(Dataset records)
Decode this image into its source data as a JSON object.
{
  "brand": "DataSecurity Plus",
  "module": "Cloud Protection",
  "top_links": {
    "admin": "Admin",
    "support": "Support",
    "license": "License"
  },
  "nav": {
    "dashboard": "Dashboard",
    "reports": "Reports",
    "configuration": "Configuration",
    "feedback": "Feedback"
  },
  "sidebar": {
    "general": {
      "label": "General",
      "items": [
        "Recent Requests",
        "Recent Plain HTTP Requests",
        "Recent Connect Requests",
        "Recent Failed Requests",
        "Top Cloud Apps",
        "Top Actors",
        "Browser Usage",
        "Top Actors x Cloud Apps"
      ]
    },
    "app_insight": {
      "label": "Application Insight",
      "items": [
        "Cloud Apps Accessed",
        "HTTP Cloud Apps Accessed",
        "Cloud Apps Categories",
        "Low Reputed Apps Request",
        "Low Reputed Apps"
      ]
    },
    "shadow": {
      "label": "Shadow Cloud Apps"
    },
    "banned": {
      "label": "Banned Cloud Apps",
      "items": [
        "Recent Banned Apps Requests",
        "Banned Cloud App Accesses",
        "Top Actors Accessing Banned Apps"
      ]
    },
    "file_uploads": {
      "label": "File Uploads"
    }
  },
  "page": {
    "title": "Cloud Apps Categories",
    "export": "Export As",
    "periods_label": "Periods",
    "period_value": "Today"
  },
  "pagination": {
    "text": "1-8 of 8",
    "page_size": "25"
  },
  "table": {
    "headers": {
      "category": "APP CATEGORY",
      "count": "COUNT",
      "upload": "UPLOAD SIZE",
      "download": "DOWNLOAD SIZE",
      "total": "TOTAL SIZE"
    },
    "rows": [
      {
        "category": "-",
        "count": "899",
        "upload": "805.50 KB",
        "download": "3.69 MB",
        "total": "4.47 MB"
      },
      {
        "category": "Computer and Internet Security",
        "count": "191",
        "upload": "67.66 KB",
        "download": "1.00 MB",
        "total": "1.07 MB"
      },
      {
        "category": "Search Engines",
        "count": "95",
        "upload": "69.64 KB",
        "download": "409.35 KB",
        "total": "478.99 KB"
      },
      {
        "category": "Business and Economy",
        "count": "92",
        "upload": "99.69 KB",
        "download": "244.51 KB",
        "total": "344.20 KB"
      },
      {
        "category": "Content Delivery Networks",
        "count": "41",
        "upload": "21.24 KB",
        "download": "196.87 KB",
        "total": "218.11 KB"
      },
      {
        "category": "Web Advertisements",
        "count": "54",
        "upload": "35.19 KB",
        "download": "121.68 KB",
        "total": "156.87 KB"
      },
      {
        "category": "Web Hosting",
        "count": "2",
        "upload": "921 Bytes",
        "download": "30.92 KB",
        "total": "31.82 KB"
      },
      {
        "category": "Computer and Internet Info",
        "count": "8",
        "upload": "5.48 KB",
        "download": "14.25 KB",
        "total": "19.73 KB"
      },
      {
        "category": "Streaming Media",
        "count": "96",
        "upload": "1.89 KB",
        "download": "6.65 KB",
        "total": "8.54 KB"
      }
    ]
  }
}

- [Aim]: Wherever a line in the data above holds "Actors", copy that line.

- [Answer for this exercise]:
        "Top Actors",
        "Top Actors x Cloud Apps"
        "Top Actors Accessing Banned Apps"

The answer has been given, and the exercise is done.